- Task description: Write out each entry again. Keep every word exactly as it is.

◇ ◇ ◇ ◇ ◇

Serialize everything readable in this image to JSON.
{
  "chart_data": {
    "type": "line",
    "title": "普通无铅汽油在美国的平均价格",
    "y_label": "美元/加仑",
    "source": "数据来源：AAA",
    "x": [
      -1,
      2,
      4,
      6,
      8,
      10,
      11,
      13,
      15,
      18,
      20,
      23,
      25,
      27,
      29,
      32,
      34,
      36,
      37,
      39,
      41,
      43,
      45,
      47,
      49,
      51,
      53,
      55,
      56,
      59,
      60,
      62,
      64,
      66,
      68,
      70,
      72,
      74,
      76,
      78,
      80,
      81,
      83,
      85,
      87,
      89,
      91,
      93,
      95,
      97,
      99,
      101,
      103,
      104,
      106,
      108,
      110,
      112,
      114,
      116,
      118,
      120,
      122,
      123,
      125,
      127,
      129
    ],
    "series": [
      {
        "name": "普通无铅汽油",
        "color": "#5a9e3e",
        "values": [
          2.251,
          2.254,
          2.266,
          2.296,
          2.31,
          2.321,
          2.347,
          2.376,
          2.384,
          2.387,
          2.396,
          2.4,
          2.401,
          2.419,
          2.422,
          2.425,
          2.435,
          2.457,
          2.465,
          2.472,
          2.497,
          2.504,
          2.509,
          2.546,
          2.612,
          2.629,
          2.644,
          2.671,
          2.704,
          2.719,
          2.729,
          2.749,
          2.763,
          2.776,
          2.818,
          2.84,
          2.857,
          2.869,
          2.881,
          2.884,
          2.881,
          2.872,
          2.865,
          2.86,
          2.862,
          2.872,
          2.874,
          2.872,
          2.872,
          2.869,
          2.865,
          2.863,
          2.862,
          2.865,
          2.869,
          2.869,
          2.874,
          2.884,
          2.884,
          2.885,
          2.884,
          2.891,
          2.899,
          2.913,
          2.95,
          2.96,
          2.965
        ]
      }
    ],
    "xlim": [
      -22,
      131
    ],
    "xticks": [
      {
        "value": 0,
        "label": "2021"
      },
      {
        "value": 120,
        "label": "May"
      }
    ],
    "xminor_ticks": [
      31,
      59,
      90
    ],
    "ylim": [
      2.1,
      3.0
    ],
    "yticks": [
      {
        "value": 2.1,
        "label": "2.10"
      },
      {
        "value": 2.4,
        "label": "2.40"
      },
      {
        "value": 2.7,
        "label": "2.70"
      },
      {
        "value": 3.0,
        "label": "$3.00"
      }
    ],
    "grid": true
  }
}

◇ ◇ ◇ ◇ ◇

- Worked answer:
Serialize everything readable in this image to JSON.
{
  "chart_data": {
    "type": "line",
    "title": "普通无铅汽油在美国的平均价格",
    "y_label": "美元/加仑",
    "source": "数据来源：AAA",
    "x": [
      -1,
      2,
      4,
      6,
      8,
      10,
      11,
      13,
      15,
      18,
      20,
      23,
      25,
      27,
      29,
      32,
      34,
      36,
      37,
      39,
      41,
      43,
      45,
      47,
      49,
      51,
      53,
      55,
      56,
      59,
      60,
      62,
      64,
      66,
      68,
      70,
      72,
      74,
      76,
      78,
      80,
      81,
      83,
      85,
      87,
      89,
      91,
      93,
      95,
      97,
      99,
      101,
      103,
      104,
      106,
      108,
      110,
      112,
      114,
      116,
      118,
      120,
      122,
      123,
      125,
      127,
      129
    ],
    "series": [
      {
        "name": "普通无铅汽油",
        "color": "#5a9e3e",
        "values": [
          2.251,
          2.254,
          2.266,
          2.296,
          2.31,
          2.321,
          2.347,
          2.376,
          2.384,
          2.387,
          2.396,
          2.4,
          2.401,
          2.419,
          2.422,
          2.425,
          2.435,
          2.457,
          2.465,
          2.472,
          2.497,
          2.504,
          2.509,
          2.546,
          2.612,
          2.629,
          2.644,
          2.671,
          2.704,
          2.719,
          2.729,
          2.749,
          2.763,
          2.776,
          2.818,
          2.84,
          2.857,
          2.869,
          2.881,
          2.884,
          2.881,
          2.872,
          2.865,
          2.86,
          2.862,
          2.872,
          2.874,
          2.872,
          2.872,
          2.869,
          2.865,
          2.863,
          2.862,
          2.865,
          2.869,
          2.869,
          2.874,
          2.884,
          2.884,
          2.885,
          2.884,
          2.891,
          2.899,
          2.913,
          2.95,
          2.96,
          2.965
        ]
      }
    ],
    "xlim": [
      -22,
      131
    ],
    "xticks": [
      {
        "value": 0,
        "label": "2021"
      },
      {
        "value": 120,
        "label": "May"
      }
    ],
    "xminor_ticks": [
      31,
      59,
      90
    ],
    "ylim": [
      2.1,
      3.0
    ],
    "yticks": [
      {
        "value": 2.1,
        "label": "2.10"
      },
      {
        "value": 2.4,
        "label": "2.40"
      },
      {
        "value": 2.7,
        "label": "2.70"
      },
      {
        "value": 3.0,
        "label": "$3.00"
      }
    ],
    "grid": true
  }
}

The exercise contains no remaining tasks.